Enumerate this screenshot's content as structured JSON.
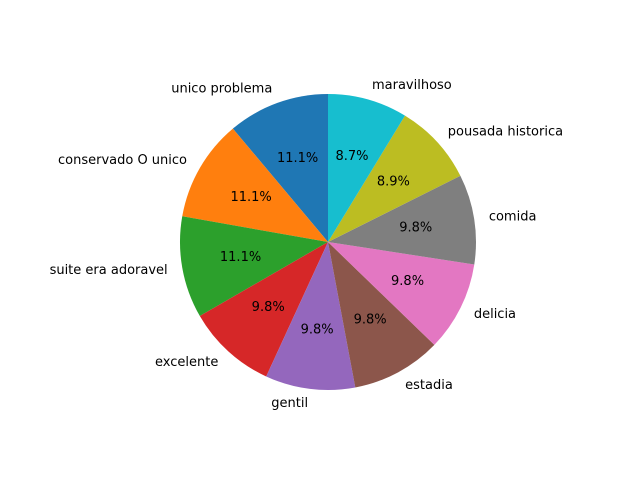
{
  "chart_data": {
    "type": "pie",
    "start_angle_deg": 90,
    "direction": "counterclockwise",
    "slices": [
      {
        "label": "unico problema",
        "value": 11.1,
        "pct_label": "11.1%",
        "color": "#1f77b4"
      },
      {
        "label": "conservado O unico",
        "value": 11.1,
        "pct_label": "11.1%",
        "color": "#ff7f0e"
      },
      {
        "label": "suite era adoravel",
        "value": 11.1,
        "pct_label": "11.1%",
        "color": "#2ca02c"
      },
      {
        "label": "excelente",
        "value": 9.8,
        "pct_label": "9.8%",
        "color": "#d62728"
      },
      {
        "label": "gentil",
        "value": 9.8,
        "pct_label": "9.8%",
        "color": "#9467bd"
      },
      {
        "label": "estadia",
        "value": 9.8,
        "pct_label": "9.8%",
        "color": "#8c564b"
      },
      {
        "label": "delicia",
        "value": 9.8,
        "pct_label": "9.8%",
        "color": "#e377c2"
      },
      {
        "label": "comida",
        "value": 9.8,
        "pct_label": "9.8%",
        "color": "#7f7f7f"
      },
      {
        "label": "pousada historica",
        "value": 8.9,
        "pct_label": "8.9%",
        "color": "#bcbd22"
      },
      {
        "label": "maravilhoso",
        "value": 8.7,
        "pct_label": "8.7%",
        "color": "#17becf"
      }
    ]
  }
}
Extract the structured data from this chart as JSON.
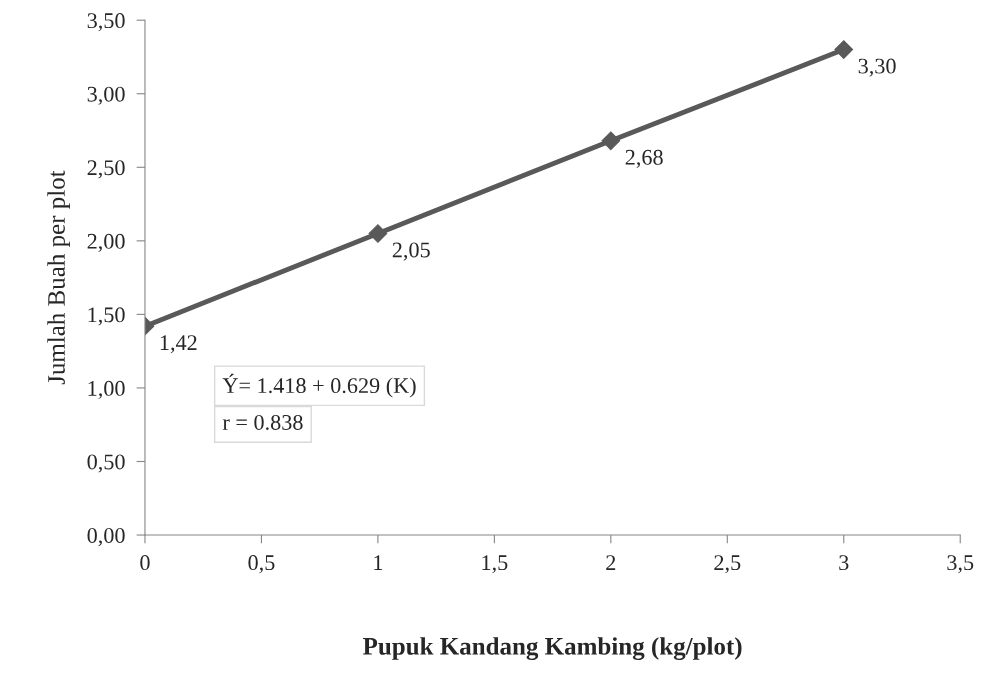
{
  "chart_data": {
    "type": "line",
    "xlabel": "Pupuk Kandang Kambing (kg/plot)",
    "ylabel": "Jumlah Buah per plot",
    "x": [
      0,
      1,
      2,
      3
    ],
    "series": [
      {
        "color": "#595959",
        "values": [
          1.42,
          2.05,
          2.68,
          3.3
        ],
        "value_labels": [
          "1,42",
          "2,05",
          "2,68",
          "3,30"
        ]
      }
    ],
    "xlim": [
      0,
      3.5
    ],
    "xticks": [
      0,
      {
        "value": 0.5,
        "label": "0,5"
      },
      1,
      {
        "value": 1.5,
        "label": "1,5"
      },
      2,
      {
        "value": 2.5,
        "label": "2,5"
      },
      3,
      {
        "value": 3.5,
        "label": "3,5"
      }
    ],
    "ylim": [
      0,
      3.5
    ],
    "yticks": [
      {
        "value": 0,
        "label": "0,00"
      },
      {
        "value": 0.5,
        "label": "0,50"
      },
      {
        "value": 1,
        "label": "1,00"
      },
      {
        "value": 1.5,
        "label": "1,50"
      },
      {
        "value": 2,
        "label": "2,00"
      },
      {
        "value": 2.5,
        "label": "2,50"
      },
      {
        "value": 3,
        "label": "3,00"
      },
      {
        "value": 3.5,
        "label": "3,50"
      }
    ],
    "annotations": [
      "Ý= 1.418 + 0.629 (K)",
      "r = 0.838"
    ],
    "marker": "diamond",
    "line_style": "solid",
    "grid": false
  }
}
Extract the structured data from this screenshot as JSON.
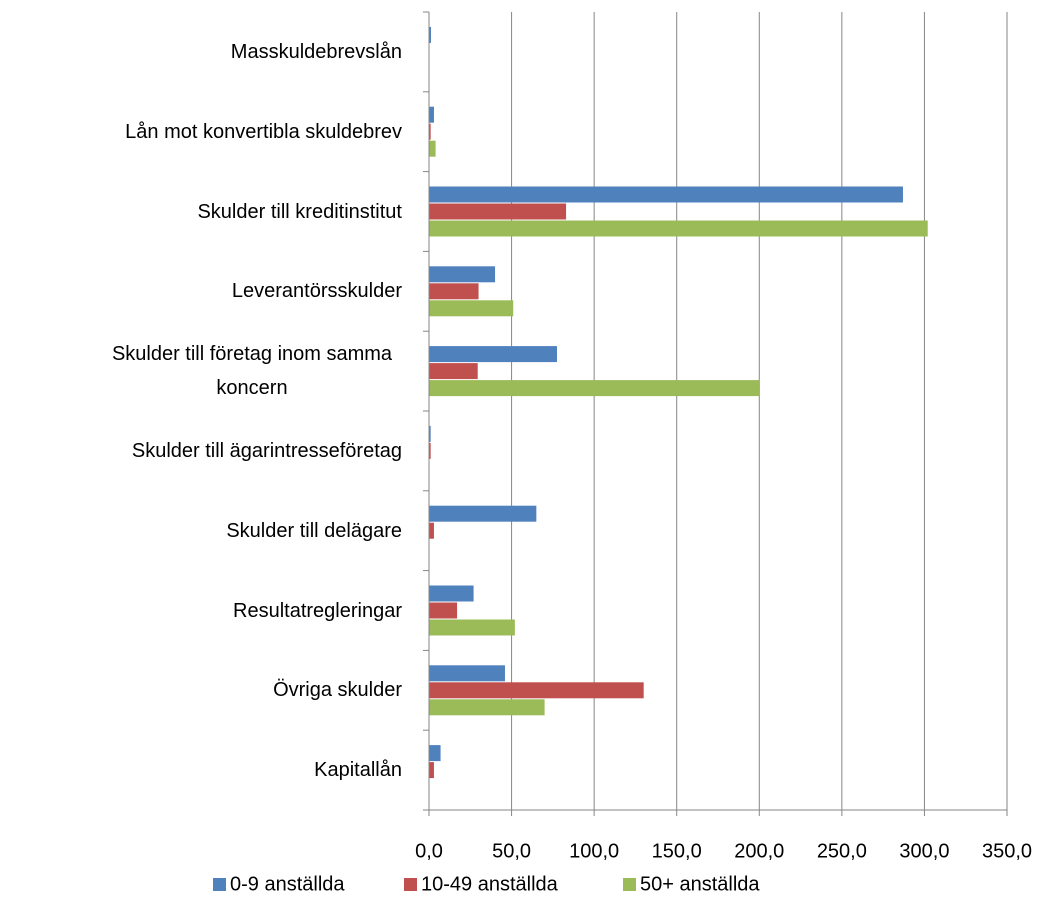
{
  "chart_data": {
    "type": "hbar",
    "categories": [
      "Masskuldebrevslån",
      "Lån mot konvertibla skuldebrev",
      "Skulder till kreditinstitut",
      "Leverantörsskulder",
      "Skulder till företag inom samma koncern",
      "Skulder till ägarintresseföretag",
      "Skulder till delägare",
      "Resultatregleringar",
      "Övriga skulder",
      "Kapitallån"
    ],
    "series": [
      {
        "name": "0-9 anställda",
        "color": "#4f81bd",
        "values": [
          1.2,
          3,
          287,
          40,
          77.5,
          1,
          65,
          27,
          46,
          7
        ]
      },
      {
        "name": "10-49 anställda",
        "color": "#c0504d",
        "values": [
          0,
          1,
          83,
          30,
          29.5,
          1,
          3,
          17,
          130,
          3
        ]
      },
      {
        "name": "50+ anställda",
        "color": "#9bbb59",
        "values": [
          0,
          4,
          302,
          51,
          200,
          0,
          0,
          52,
          70,
          0
        ]
      }
    ],
    "xlim": [
      0,
      350
    ],
    "xticks": [
      {
        "value": 0,
        "label": "0,0"
      },
      {
        "value": 50,
        "label": "50,0"
      },
      {
        "value": 100,
        "label": "100,0"
      },
      {
        "value": 150,
        "label": "150,0"
      },
      {
        "value": 200,
        "label": "200,0"
      },
      {
        "value": 250,
        "label": "250,0"
      },
      {
        "value": 300,
        "label": "300,0"
      },
      {
        "value": 350,
        "label": "350,0"
      }
    ],
    "grid": true,
    "legend": "bottom"
  }
}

-=-=-

● **SHORT EXERCISE**
Using the data above, write out every line exactly, leaving the images behind.

● **RESPONSE**
Enumerate this screenshot's content as structured JSON.
{
  "chart_data": {
    "type": "pie",
    "start_angle_deg": 90,
    "direction": "counterclockwise",
    "slices": [
      {
        "label": "unico problema",
        "value": 11.1,
        "pct_label": "11.1%",
        "color": "#1f77b4"
      },
      {
        "label": "conservado O unico",
        "value": 11.1,
        "pct_label": "11.1%",
        "color": "#ff7f0e"
      },
      {
        "label": "suite era adoravel",
        "value": 11.1,
        "pct_label": "11.1%",
        "color": "#2ca02c"
      },
      {
        "label": "excelente",
        "value": 9.8,
        "pct_label": "9.8%",
        "color": "#d62728"
      },
      {
        "label": "gentil",
        "value": 9.8,
        "pct_label": "9.8%",
        "color": "#9467bd"
      },
      {
        "label": "estadia",
        "value": 9.8,
        "pct_label": "9.8%",
        "color": "#8c564b"
      },
      {
        "label": "delicia",
        "value": 9.8,
        "pct_label": "9.8%",
        "color": "#e377c2"
      },
      {
        "label": "comida",
        "value": 9.8,
        "pct_label": "9.8%",
        "color": "#7f7f7f"
      },
      {
        "label": "pousada historica",
        "value": 8.9,
        "pct_label": "8.9%",
        "color": "#bcbd22"
      },
      {
        "label": "maravilhoso",
        "value": 8.7,
        "pct_label": "8.7%",
        "color": "#17becf"
      }
    ]
  }
}
Extract the structured data from this chart as JSON.
{
  "chart_data": {
    "type": "line",
    "xlabel": "Pupuk Kandang Kambing (kg/plot)",
    "ylabel": "Jumlah Buah per plot",
    "x": [
      0,
      1,
      2,
      3
    ],
    "series": [
      {
        "color": "#595959",
        "values": [
          1.42,
          2.05,
          2.68,
          3.3
        ],
        "value_labels": [
          "1,42",
          "2,05",
          "2,68",
          "3,30"
        ]
      }
    ],
    "xlim": [
      0,
      3.5
    ],
    "xticks": [
      0,
      {
        "value": 0.5,
        "label": "0,5"
      },
      1,
      {
        "value": 1.5,
        "label": "1,5"
      },
      2,
      {
        "value": 2.5,
        "label": "2,5"
      },
      3,
      {
        "value": 3.5,
        "label": "3,5"
      }
    ],
    "ylim": [
      0,
      3.5
    ],
    "yticks": [
      {
        "value": 0,
        "label": "0,00"
      },
      {
        "value": 0.5,
        "label": "0,50"
      },
      {
        "value": 1,
        "label": "1,00"
      },
      {
        "value": 1.5,
        "label": "1,50"
      },
      {
        "value": 2,
        "label": "2,00"
      },
      {
        "value": 2.5,
        "label": "2,50"
      },
      {
        "value": 3,
        "label": "3,00"
      },
      {
        "value": 3.5,
        "label": "3,50"
      }
    ],
    "annotations": [
      "Ý= 1.418 + 0.629 (K)",
      "r = 0.838"
    ],
    "marker": "diamond",
    "line_style": "solid",
    "grid": false
  }
}
Extract the structured data from this screenshot as JSON.
{
  "chart_data": {
    "type": "hbar",
    "categories": [
      "Masskuldebrevslån",
      "Lån mot konvertibla skuldebrev",
      "Skulder till kreditinstitut",
      "Leverantörsskulder",
      "Skulder till företag inom samma koncern",
      "Skulder till ägarintresseföretag",
      "Skulder till delägare",
      "Resultatregleringar",
      "Övriga skulder",
      "Kapitallån"
    ],
    "series": [
      {
        "name": "0-9 anställda",
        "color": "#4f81bd",
        "values": [
          1.2,
          3,
          287,
          40,
          77.5,
          1,
          65,
          27,
          46,
          7
        ]
      },
      {
        "name": "10-49 anställda",
        "color": "#c0504d",
        "values": [
          0,
          1,
          83,
          30,
          29.5,
          1,
          3,
          17,
          130,
          3
        ]
      },
      {
        "name": "50+ anställda",
        "color": "#9bbb59",
        "values": [
          0,
          4,
          302,
          51,
          200,
          0,
          0,
          52,
          70,
          0
        ]
      }
    ],
    "xlim": [
      0,
      350
    ],
    "xticks": [
      {
        "value": 0,
        "label": "0,0"
      },
      {
        "value": 50,
        "label": "50,0"
      },
      {
        "value": 100,
        "label": "100,0"
      },
      {
        "value": 150,
        "label": "150,0"
      },
      {
        "value": 200,
        "label": "200,0"
      },
      {
        "value": 250,
        "label": "250,0"
      },
      {
        "value": 300,
        "label": "300,0"
      },
      {
        "value": 350,
        "label": "350,0"
      }
    ],
    "grid": true,
    "legend": "bottom"
  }
}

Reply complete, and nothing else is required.